### Working data

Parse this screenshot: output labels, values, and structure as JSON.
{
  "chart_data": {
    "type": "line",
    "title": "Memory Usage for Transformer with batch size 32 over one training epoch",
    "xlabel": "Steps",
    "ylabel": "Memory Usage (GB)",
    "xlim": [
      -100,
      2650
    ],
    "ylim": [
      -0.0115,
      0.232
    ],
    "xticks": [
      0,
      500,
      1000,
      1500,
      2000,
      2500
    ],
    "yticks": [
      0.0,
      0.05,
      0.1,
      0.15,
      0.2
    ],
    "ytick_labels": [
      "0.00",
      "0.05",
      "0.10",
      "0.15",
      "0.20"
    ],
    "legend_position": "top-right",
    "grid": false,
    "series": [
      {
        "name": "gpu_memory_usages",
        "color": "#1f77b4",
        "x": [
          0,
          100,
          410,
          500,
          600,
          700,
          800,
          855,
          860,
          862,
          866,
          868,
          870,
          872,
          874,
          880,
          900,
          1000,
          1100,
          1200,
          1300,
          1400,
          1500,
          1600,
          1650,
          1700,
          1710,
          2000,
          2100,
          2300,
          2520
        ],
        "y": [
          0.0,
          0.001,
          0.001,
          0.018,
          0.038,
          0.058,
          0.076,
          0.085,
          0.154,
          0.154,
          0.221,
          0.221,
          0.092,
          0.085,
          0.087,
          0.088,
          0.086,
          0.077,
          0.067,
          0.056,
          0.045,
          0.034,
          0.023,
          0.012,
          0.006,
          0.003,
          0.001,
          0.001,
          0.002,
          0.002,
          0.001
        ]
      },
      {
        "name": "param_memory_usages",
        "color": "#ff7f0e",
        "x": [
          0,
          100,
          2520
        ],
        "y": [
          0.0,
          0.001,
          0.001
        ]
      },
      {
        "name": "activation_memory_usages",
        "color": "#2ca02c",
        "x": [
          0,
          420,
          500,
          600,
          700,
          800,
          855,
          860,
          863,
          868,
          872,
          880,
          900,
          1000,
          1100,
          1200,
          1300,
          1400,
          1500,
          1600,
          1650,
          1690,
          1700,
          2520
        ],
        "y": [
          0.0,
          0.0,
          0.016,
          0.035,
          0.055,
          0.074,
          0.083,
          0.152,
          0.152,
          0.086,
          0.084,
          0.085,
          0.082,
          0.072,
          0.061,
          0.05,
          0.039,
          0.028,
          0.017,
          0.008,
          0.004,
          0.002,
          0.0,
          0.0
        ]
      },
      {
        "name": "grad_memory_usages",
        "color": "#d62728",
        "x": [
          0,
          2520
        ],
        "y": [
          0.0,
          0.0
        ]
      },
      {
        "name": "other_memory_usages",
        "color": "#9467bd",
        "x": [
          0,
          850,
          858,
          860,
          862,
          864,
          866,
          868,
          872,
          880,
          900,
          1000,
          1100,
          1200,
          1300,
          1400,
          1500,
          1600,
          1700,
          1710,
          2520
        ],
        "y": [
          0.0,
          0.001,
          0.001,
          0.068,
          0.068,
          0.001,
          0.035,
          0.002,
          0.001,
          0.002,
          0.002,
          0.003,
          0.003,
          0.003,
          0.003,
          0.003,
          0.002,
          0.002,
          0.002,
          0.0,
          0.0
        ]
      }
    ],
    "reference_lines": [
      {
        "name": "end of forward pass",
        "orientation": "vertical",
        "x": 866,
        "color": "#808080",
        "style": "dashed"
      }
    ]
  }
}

######
### Working data

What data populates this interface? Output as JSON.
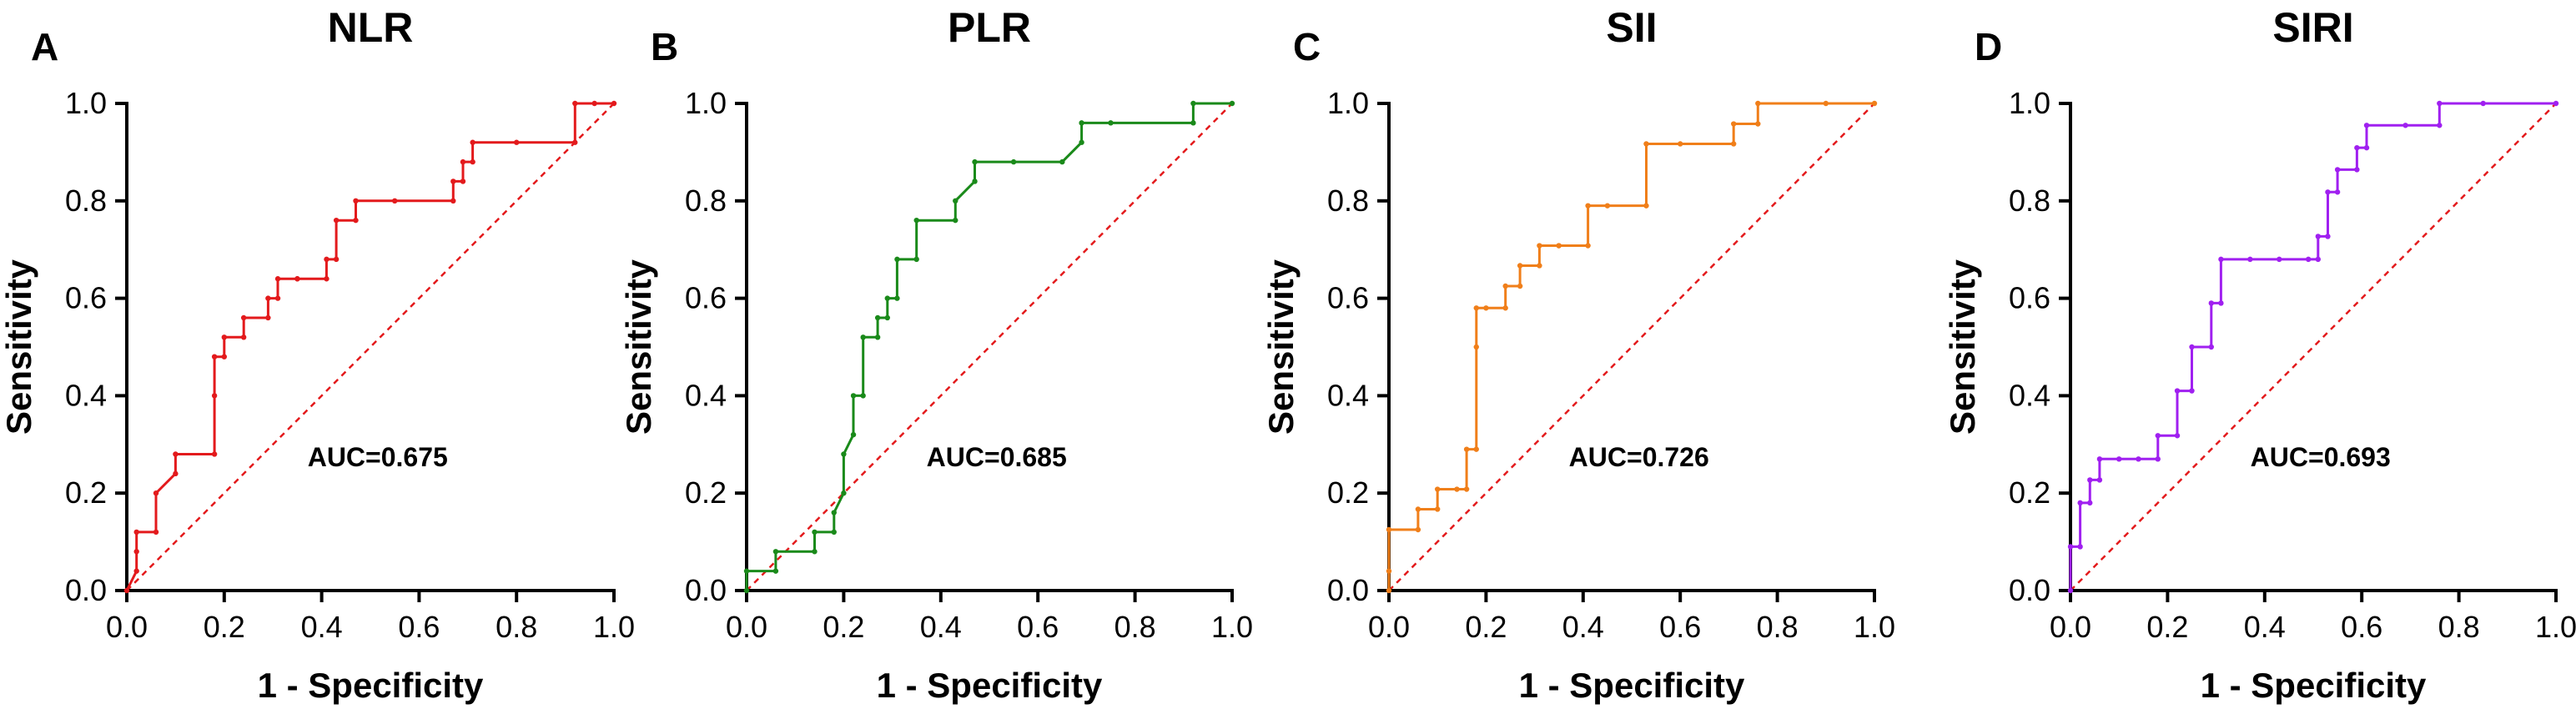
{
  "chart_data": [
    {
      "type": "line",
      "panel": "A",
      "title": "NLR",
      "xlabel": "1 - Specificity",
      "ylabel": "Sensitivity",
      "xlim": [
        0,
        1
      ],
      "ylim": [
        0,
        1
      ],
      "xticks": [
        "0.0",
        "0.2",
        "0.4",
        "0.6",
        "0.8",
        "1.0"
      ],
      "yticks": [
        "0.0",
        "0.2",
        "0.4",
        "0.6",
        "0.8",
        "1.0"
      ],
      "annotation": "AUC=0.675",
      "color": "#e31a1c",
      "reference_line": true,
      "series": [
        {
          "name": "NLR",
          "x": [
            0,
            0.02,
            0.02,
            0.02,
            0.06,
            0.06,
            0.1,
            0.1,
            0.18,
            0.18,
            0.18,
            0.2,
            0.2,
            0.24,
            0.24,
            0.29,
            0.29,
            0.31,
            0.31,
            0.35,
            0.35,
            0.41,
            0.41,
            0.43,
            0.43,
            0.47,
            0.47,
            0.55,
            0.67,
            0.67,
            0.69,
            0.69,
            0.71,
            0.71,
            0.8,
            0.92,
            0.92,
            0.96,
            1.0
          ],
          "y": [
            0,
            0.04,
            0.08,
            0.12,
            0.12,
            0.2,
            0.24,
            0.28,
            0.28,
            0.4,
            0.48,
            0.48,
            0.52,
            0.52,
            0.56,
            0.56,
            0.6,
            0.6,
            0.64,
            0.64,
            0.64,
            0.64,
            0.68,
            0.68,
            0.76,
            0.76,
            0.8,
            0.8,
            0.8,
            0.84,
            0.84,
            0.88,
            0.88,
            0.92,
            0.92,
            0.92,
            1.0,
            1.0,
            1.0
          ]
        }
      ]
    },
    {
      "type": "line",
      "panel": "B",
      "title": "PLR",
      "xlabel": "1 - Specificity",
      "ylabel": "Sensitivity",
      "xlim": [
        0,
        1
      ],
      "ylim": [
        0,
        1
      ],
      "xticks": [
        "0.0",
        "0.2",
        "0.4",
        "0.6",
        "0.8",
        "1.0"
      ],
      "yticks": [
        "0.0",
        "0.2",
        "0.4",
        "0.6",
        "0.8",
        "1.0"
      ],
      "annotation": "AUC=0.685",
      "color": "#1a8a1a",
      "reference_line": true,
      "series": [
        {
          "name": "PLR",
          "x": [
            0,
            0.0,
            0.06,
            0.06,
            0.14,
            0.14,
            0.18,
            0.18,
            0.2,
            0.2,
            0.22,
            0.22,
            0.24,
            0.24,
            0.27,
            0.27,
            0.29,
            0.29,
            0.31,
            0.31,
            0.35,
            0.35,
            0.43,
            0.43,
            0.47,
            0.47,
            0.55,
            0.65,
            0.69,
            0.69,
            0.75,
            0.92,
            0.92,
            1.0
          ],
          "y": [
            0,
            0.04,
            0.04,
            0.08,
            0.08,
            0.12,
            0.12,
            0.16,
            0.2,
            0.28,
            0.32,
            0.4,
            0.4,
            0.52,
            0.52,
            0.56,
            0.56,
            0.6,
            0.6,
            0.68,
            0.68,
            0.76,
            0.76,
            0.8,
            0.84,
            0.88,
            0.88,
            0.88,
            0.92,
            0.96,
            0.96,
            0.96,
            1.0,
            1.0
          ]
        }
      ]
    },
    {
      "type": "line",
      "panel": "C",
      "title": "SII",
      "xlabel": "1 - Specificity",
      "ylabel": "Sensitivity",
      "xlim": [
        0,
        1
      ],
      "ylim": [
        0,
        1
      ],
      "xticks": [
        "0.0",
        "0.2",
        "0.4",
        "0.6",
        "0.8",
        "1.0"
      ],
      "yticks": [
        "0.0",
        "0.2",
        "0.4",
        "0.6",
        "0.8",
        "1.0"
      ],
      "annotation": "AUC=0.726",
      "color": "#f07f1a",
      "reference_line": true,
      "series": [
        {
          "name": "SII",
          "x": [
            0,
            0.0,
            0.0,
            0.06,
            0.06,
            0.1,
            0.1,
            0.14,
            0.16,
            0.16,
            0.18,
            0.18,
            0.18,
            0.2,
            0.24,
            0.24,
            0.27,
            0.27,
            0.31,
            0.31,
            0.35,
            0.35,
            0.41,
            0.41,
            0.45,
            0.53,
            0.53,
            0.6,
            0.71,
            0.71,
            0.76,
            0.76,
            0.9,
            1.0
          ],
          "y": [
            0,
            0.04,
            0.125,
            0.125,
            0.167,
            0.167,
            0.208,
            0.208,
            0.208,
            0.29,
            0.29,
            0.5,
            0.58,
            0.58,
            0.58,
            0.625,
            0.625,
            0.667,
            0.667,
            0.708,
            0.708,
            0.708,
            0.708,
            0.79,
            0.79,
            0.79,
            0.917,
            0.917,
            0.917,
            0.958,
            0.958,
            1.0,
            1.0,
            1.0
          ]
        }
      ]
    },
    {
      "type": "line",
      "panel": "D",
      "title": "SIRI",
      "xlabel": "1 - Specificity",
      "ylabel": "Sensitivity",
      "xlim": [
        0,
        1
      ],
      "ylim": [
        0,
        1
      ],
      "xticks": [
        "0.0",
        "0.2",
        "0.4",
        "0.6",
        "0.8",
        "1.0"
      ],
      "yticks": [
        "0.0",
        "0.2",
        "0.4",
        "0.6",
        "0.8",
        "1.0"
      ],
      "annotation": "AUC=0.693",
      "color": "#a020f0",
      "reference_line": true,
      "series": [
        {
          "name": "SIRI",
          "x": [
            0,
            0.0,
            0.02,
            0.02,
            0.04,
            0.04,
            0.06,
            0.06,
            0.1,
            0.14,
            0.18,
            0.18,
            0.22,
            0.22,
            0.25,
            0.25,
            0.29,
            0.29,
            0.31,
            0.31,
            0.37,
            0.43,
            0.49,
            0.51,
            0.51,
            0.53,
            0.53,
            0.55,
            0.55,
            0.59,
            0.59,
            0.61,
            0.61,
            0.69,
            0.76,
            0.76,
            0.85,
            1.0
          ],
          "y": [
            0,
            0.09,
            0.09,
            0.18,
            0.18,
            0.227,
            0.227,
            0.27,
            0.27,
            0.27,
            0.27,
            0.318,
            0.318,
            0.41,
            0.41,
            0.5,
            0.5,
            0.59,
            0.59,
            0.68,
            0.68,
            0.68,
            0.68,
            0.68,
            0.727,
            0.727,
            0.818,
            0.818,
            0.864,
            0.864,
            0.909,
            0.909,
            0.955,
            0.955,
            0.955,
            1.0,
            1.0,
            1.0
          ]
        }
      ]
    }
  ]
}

######
### Working data

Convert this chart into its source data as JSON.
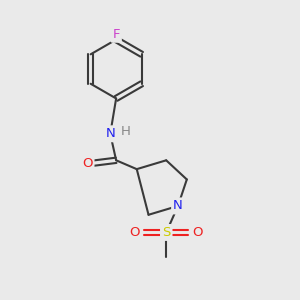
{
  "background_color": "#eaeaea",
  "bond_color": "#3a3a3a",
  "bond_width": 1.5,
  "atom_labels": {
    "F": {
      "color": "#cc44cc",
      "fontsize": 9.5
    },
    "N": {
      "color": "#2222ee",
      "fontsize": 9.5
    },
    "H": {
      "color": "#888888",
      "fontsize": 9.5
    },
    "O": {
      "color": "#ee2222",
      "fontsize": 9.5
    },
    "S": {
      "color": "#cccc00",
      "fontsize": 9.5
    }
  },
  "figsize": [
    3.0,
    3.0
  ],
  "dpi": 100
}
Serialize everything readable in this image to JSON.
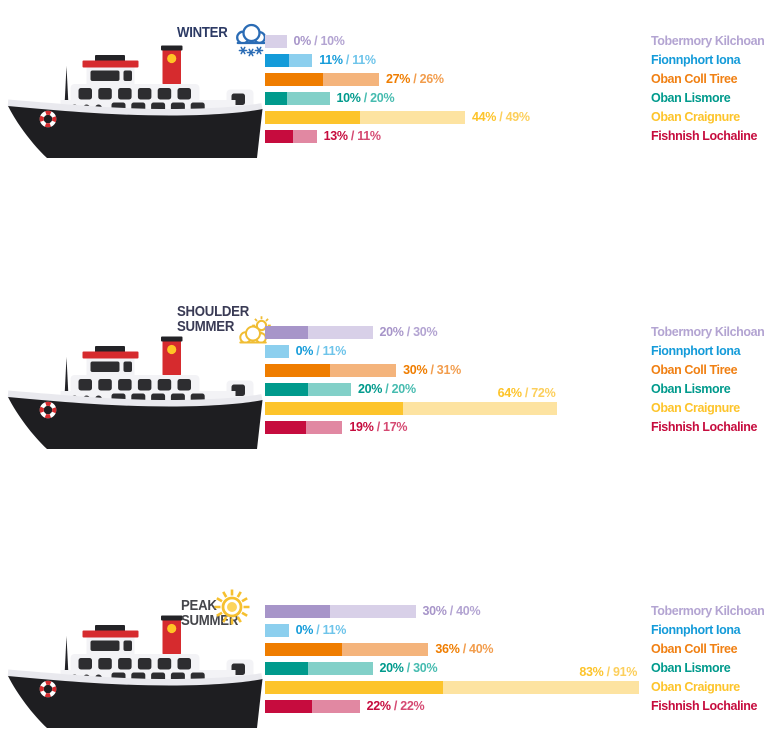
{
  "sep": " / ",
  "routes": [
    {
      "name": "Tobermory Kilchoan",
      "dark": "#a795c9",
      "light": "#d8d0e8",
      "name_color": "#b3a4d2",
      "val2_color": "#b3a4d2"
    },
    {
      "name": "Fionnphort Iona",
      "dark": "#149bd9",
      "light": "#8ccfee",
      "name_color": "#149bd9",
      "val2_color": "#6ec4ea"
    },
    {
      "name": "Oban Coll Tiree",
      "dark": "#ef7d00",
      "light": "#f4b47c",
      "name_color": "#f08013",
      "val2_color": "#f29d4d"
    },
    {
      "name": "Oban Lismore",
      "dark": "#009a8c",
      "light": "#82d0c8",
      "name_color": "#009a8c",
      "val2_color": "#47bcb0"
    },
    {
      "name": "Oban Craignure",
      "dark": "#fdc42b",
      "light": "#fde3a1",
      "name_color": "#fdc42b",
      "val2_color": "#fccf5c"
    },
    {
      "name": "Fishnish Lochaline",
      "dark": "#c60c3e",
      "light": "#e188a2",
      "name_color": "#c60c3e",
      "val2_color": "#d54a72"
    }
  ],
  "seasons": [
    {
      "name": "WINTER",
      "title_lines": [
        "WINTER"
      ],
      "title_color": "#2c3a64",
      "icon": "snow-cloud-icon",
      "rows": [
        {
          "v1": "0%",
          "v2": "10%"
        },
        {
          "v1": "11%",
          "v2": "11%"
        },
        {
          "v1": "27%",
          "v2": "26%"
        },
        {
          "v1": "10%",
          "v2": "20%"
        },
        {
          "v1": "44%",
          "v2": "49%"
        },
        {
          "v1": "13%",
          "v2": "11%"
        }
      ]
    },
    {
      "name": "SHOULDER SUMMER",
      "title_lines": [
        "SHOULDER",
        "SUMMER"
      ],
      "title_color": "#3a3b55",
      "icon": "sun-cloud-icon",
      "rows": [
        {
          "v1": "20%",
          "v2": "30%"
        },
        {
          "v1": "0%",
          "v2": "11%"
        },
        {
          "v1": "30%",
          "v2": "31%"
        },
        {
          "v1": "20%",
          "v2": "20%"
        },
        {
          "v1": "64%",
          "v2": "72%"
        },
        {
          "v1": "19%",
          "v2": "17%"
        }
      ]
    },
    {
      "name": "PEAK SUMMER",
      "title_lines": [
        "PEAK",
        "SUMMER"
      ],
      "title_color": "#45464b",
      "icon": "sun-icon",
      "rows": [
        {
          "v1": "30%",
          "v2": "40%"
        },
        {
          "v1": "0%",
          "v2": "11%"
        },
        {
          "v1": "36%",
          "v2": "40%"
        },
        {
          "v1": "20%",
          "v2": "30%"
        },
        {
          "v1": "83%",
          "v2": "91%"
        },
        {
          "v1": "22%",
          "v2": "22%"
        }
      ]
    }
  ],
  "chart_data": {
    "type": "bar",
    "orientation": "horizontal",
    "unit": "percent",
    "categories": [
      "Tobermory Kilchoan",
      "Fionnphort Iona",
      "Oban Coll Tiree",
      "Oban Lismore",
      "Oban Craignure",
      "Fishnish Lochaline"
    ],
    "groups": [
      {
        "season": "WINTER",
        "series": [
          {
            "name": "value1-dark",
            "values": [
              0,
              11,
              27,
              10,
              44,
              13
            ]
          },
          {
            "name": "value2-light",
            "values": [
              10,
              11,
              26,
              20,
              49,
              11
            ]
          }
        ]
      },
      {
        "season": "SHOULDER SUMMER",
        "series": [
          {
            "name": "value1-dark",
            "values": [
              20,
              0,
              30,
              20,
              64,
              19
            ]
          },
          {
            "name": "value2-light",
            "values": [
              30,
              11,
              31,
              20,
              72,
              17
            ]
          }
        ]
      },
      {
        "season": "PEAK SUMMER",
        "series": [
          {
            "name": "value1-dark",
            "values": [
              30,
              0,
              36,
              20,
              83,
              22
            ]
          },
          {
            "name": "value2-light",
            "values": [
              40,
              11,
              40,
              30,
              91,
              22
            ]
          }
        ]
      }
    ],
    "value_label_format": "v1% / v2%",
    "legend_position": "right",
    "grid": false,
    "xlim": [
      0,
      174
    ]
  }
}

######

**Your task:** Find and copy each line above that includes the string "Kilchoan".

**Response below:**
      "name": "Tobermory Kilchoan",
      "Tobermory Kilchoan",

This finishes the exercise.